- [SET PROBLEM]:
Across the listing below, count the lines that mention the string "civil". Reply with the figure only.

Data items:
** BEGIN **

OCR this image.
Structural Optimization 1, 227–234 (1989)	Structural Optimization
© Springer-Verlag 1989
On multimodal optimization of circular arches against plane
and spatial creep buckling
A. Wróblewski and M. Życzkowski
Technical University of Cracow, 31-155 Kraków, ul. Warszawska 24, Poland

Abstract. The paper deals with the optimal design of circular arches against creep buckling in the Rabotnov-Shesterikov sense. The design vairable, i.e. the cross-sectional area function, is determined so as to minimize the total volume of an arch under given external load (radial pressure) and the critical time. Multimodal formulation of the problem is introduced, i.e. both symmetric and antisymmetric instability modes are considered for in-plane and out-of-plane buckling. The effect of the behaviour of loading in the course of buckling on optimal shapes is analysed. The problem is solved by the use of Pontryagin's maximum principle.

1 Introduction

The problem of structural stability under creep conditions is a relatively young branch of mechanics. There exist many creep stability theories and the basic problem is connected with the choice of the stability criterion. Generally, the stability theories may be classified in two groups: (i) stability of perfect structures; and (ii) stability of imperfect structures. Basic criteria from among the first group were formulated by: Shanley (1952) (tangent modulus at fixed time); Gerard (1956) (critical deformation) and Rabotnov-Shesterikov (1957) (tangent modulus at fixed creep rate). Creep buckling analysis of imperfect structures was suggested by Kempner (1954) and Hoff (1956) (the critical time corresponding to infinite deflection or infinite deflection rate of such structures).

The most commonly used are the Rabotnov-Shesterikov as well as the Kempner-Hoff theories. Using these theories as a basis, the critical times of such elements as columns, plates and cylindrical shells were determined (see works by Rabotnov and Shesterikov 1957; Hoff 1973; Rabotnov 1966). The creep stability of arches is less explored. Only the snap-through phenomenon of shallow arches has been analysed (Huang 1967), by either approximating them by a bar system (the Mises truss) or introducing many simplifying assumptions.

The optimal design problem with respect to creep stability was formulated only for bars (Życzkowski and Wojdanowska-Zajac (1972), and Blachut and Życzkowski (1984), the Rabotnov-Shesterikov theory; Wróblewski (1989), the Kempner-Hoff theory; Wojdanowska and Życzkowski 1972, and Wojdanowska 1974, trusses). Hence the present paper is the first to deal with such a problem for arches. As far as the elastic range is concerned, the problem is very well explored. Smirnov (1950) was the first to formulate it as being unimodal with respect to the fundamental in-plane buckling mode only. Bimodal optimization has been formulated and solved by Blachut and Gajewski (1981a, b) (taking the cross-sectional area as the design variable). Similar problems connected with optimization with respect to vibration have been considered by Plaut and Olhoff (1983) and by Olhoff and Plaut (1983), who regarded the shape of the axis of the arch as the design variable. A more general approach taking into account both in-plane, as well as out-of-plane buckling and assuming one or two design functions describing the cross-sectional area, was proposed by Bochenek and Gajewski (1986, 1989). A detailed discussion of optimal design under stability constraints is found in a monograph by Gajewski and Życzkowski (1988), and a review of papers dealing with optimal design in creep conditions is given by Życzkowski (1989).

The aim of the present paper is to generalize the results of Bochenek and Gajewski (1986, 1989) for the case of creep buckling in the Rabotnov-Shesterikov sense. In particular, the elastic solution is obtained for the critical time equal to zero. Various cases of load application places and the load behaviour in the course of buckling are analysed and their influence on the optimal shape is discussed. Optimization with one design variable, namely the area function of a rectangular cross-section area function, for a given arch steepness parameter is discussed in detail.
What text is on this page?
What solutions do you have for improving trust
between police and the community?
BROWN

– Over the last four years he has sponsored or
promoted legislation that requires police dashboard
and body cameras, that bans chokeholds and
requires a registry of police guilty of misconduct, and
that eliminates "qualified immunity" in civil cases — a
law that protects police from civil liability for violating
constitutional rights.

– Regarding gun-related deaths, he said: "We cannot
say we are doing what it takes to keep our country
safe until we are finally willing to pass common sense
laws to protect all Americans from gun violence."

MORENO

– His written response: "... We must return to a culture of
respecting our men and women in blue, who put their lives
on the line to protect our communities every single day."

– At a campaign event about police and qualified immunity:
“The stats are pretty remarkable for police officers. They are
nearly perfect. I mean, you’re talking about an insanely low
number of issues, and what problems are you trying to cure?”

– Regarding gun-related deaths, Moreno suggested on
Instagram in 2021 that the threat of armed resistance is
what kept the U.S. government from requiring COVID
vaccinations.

** END **

- [EXERCISE RESPONSE]:
2